## What you should do:
Every line of the data below is to be retyped exactly.

## Study material:
+===+

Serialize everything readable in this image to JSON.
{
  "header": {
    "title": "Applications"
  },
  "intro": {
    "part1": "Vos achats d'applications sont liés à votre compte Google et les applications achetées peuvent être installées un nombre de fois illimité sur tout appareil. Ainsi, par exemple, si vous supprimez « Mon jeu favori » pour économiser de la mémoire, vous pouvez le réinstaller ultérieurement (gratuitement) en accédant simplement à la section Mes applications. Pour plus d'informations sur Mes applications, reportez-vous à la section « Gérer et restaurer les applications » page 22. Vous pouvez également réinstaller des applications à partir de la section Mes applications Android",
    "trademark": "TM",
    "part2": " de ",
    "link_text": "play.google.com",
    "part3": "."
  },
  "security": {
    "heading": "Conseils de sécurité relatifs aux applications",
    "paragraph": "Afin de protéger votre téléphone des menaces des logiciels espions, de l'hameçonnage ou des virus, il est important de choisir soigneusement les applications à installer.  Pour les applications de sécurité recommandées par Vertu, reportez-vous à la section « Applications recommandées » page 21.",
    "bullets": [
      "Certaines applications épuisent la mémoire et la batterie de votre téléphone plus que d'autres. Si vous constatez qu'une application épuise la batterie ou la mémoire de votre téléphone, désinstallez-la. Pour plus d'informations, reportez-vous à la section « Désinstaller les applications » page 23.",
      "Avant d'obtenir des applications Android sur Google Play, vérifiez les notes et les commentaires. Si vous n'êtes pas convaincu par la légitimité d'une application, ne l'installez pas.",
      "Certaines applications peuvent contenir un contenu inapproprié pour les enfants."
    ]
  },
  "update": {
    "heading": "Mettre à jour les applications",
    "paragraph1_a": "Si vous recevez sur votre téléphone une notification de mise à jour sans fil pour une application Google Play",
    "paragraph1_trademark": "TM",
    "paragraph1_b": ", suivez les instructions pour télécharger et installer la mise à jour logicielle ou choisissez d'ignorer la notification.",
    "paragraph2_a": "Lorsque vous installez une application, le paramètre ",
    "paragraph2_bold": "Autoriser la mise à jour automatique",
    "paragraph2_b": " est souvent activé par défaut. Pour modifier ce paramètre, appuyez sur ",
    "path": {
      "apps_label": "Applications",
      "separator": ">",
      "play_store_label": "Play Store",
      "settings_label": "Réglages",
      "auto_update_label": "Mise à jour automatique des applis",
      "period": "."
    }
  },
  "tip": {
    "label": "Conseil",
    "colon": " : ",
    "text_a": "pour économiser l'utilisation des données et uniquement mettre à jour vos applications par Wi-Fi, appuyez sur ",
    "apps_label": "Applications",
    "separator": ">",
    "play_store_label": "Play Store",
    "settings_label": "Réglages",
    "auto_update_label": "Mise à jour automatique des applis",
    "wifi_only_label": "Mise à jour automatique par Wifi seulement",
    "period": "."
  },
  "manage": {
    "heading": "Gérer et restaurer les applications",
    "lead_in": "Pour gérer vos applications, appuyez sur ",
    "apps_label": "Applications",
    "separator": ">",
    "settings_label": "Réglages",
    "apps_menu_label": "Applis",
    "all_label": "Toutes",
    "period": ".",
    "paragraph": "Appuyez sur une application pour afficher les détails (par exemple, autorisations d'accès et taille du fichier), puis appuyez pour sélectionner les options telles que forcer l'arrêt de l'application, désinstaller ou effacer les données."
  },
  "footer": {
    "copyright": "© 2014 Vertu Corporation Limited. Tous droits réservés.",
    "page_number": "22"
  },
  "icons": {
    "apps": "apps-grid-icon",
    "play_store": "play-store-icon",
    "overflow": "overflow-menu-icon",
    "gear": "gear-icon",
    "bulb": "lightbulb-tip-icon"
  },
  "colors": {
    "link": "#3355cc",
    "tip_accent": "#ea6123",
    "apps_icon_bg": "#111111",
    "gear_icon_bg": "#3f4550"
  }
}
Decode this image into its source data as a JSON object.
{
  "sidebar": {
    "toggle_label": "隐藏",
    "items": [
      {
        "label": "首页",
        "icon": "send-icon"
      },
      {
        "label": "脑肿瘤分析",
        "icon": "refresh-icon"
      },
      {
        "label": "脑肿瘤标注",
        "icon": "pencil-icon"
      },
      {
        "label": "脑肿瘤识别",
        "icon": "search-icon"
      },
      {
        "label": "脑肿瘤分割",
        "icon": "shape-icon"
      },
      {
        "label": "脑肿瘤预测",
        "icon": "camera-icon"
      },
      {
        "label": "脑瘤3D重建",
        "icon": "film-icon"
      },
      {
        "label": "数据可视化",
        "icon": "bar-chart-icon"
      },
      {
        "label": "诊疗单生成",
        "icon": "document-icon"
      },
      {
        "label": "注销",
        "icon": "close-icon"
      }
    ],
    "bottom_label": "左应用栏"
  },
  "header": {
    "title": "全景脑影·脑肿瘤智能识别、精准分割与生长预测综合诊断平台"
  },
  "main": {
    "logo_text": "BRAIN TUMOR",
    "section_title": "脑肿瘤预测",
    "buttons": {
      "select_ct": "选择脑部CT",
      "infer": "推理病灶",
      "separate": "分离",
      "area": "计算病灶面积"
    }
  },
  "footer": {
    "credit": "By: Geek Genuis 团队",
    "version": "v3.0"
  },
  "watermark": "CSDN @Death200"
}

+===+

## Answer area:
Serialize everything readable in this image to JSON.
{
  "header": {
    "title": "Applications"
  },
  "intro": {
    "part1": "Vos achats d'applications sont liés à votre compte Google et les applications achetées peuvent être installées un nombre de fois illimité sur tout appareil. Ainsi, par exemple, si vous supprimez « Mon jeu favori » pour économiser de la mémoire, vous pouvez le réinstaller ultérieurement (gratuitement) en accédant simplement à la section Mes applications. Pour plus d'informations sur Mes applications, reportez-vous à la section « Gérer et restaurer les applications » page 22. Vous pouvez également réinstaller des applications à partir de la section Mes applications Android",
    "trademark": "TM",
    "part2": " de ",
    "link_text": "play.google.com",
    "part3": "."
  },
  "security": {
    "heading": "Conseils de sécurité relatifs aux applications",
    "paragraph": "Afin de protéger votre téléphone des menaces des logiciels espions, de l'hameçonnage ou des virus, il est important de choisir soigneusement les applications à installer.  Pour les applications de sécurité recommandées par Vertu, reportez-vous à la section « Applications recommandées » page 21.",
    "bullets": [
      "Certaines applications épuisent la mémoire et la batterie de votre téléphone plus que d'autres. Si vous constatez qu'une application épuise la batterie ou la mémoire de votre téléphone, désinstallez-la. Pour plus d'informations, reportez-vous à la section « Désinstaller les applications » page 23.",
      "Avant d'obtenir des applications Android sur Google Play, vérifiez les notes et les commentaires. Si vous n'êtes pas convaincu par la légitimité d'une application, ne l'installez pas.",
      "Certaines applications peuvent contenir un contenu inapproprié pour les enfants."
    ]
  },
  "update": {
    "heading": "Mettre à jour les applications",
    "paragraph1_a": "Si vous recevez sur votre téléphone une notification de mise à jour sans fil pour une application Google Play",
    "paragraph1_trademark": "TM",
    "paragraph1_b": ", suivez les instructions pour télécharger et installer la mise à jour logicielle ou choisissez d'ignorer la notification.",
    "paragraph2_a": "Lorsque vous installez une application, le paramètre ",
    "paragraph2_bold": "Autoriser la mise à jour automatique",
    "paragraph2_b": " est souvent activé par défaut. Pour modifier ce paramètre, appuyez sur ",
    "path": {
      "apps_label": "Applications",
      "separator": ">",
      "play_store_label": "Play Store",
      "settings_label": "Réglages",
      "auto_update_label": "Mise à jour automatique des applis",
      "period": "."
    }
  },
  "tip": {
    "label": "Conseil",
    "colon": " : ",
    "text_a": "pour économiser l'utilisation des données et uniquement mettre à jour vos applications par Wi-Fi, appuyez sur ",
    "apps_label": "Applications",
    "separator": ">",
    "play_store_label": "Play Store",
    "settings_label": "Réglages",
    "auto_update_label": "Mise à jour automatique des applis",
    "wifi_only_label": "Mise à jour automatique par Wifi seulement",
    "period": "."
  },
  "manage": {
    "heading": "Gérer et restaurer les applications",
    "lead_in": "Pour gérer vos applications, appuyez sur ",
    "apps_label": "Applications",
    "separator": ">",
    "settings_label": "Réglages",
    "apps_menu_label": "Applis",
    "all_label": "Toutes",
    "period": ".",
    "paragraph": "Appuyez sur une application pour afficher les détails (par exemple, autorisations d'accès et taille du fichier), puis appuyez pour sélectionner les options telles que forcer l'arrêt de l'application, désinstaller ou effacer les données."
  },
  "footer": {
    "copyright": "© 2014 Vertu Corporation Limited. Tous droits réservés.",
    "page_number": "22"
  },
  "icons": {
    "apps": "apps-grid-icon",
    "play_store": "play-store-icon",
    "overflow": "overflow-menu-icon",
    "gear": "gear-icon",
    "bulb": "lightbulb-tip-icon"
  },
  "colors": {
    "link": "#3355cc",
    "tip_accent": "#ea6123",
    "apps_icon_bg": "#111111",
    "gear_icon_bg": "#3f4550"
  }
}
Decode this image into its source data as a JSON object.
{
  "sidebar": {
    "toggle_label": "隐藏",
    "items": [
      {
        "label": "首页",
        "icon": "send-icon"
      },
      {
        "label": "脑肿瘤分析",
        "icon": "refresh-icon"
      },
      {
        "label": "脑肿瘤标注",
        "icon": "pencil-icon"
      },
      {
        "label": "脑肿瘤识别",
        "icon": "search-icon"
      },
      {
        "label": "脑肿瘤分割",
        "icon": "shape-icon"
      },
      {
        "label": "脑肿瘤预测",
        "icon": "camera-icon"
      },
      {
        "label": "脑瘤3D重建",
        "icon": "film-icon"
      },
      {
        "label": "数据可视化",
        "icon": "bar-chart-icon"
      },
      {
        "label": "诊疗单生成",
        "icon": "document-icon"
      },
      {
        "label": "注销",
        "icon": "close-icon"
      }
    ],
    "bottom_label": "左应用栏"
  },
  "header": {
    "title": "全景脑影·脑肿瘤智能识别、精准分割与生长预测综合诊断平台"
  },
  "main": {
    "logo_text": "BRAIN TUMOR",
    "section_title": "脑肿瘤预测",
    "buttons": {
      "select_ct": "选择脑部CT",
      "infer": "推理病灶",
      "separate": "分离",
      "area": "计算病灶面积"
    }
  },
  "footer": {
    "credit": "By: Geek Genuis 团队",
    "version": "v3.0"
  },
  "watermark": "CSDN @Death200"
}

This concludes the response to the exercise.